[Begin]

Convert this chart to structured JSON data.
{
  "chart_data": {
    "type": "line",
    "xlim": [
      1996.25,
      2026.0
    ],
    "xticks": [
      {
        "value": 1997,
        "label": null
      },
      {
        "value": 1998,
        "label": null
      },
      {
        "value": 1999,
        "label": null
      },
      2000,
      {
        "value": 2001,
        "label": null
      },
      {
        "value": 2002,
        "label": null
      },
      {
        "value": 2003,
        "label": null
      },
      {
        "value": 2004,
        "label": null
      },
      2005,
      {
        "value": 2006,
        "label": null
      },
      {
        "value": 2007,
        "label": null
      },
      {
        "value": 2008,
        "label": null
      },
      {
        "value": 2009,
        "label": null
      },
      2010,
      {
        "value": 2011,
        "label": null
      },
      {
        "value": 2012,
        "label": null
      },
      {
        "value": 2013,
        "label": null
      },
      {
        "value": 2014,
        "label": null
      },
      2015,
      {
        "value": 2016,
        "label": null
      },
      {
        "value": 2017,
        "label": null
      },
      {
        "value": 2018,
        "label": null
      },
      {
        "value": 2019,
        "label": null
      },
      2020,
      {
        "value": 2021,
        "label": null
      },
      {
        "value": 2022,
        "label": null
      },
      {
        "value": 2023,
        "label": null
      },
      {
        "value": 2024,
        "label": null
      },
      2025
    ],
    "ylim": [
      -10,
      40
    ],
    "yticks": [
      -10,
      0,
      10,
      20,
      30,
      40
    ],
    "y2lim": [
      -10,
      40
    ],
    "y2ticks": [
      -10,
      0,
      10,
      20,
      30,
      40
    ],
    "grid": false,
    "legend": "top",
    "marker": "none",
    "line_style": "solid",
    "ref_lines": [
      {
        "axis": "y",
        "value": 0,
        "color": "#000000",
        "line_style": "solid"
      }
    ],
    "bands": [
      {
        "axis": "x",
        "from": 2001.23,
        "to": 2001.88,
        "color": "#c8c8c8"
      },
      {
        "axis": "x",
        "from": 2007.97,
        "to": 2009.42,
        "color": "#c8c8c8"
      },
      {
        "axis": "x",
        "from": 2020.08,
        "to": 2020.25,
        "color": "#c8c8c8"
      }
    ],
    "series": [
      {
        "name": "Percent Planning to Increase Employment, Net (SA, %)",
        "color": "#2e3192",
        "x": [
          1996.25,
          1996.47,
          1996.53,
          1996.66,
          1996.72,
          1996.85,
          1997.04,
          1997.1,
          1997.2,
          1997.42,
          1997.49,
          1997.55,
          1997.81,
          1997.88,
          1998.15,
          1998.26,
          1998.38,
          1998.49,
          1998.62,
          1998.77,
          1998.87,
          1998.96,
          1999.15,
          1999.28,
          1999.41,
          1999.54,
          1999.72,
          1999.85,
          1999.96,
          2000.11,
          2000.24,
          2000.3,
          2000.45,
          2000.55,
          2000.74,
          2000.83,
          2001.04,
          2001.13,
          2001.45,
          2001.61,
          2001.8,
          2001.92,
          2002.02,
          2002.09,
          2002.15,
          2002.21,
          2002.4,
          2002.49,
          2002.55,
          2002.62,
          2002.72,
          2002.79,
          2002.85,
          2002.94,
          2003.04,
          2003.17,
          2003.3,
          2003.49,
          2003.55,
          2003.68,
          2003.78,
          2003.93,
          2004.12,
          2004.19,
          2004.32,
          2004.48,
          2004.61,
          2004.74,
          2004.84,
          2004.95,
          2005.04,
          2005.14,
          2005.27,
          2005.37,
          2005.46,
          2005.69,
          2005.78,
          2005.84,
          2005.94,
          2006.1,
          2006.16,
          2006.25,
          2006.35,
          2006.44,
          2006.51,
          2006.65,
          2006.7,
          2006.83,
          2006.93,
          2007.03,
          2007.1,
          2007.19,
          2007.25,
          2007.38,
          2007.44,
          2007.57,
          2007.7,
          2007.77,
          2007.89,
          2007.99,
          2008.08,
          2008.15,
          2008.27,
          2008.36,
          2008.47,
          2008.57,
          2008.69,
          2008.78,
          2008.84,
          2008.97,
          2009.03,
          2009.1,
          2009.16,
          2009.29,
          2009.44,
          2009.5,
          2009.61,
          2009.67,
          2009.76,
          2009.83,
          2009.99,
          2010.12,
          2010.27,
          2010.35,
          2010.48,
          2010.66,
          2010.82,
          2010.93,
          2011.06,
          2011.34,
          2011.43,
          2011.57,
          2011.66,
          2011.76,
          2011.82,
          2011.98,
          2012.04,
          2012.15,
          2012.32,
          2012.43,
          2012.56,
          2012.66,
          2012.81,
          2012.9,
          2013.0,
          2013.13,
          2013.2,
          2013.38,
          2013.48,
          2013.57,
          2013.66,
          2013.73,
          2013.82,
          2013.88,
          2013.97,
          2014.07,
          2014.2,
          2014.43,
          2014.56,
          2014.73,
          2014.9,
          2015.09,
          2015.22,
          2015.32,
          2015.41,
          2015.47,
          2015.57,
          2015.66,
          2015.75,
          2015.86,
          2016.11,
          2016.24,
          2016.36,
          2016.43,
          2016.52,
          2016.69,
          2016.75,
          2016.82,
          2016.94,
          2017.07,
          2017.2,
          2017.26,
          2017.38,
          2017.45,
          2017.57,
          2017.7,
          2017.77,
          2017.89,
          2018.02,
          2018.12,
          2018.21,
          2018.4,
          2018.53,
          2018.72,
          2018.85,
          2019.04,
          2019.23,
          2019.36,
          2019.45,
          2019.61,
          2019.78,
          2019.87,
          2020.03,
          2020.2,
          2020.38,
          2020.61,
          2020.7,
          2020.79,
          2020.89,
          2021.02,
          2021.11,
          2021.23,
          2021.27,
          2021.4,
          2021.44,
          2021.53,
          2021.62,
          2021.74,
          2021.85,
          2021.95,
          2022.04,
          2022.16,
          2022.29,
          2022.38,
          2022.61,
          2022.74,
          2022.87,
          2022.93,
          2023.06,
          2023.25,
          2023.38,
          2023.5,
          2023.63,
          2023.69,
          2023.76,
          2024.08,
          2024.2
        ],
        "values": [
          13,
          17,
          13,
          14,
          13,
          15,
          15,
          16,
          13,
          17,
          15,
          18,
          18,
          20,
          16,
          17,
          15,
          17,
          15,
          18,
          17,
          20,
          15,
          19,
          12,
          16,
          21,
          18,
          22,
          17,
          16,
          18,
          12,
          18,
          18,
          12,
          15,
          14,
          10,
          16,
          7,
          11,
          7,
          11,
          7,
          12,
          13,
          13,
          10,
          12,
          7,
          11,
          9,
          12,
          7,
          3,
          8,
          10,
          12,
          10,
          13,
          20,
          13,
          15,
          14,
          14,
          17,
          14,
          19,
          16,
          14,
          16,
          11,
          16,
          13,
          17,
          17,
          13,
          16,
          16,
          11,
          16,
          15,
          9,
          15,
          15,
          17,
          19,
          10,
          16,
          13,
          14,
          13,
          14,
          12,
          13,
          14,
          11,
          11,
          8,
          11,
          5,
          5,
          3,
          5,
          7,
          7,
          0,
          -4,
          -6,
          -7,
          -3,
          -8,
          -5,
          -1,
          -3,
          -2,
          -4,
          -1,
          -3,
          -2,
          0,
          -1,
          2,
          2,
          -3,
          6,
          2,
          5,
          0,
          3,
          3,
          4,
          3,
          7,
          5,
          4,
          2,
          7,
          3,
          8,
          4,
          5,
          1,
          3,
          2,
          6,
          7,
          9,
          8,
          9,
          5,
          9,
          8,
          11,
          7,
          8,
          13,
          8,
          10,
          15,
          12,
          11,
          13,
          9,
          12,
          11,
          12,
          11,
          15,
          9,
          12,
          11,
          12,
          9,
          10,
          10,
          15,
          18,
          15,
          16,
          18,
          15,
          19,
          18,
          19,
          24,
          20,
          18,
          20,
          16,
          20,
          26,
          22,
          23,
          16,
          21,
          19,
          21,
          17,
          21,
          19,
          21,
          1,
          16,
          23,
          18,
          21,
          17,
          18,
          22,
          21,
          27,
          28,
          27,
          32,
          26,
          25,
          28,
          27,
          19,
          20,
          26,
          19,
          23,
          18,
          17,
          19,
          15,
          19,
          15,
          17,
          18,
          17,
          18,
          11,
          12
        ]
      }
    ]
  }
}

[End]

◆ **Exercise prompt**: Return a copy of every line that includes the word "from".

◆ **Task response**:
        "from": 2001.23,
        "from": 2007.97,
        "from": 2020.08,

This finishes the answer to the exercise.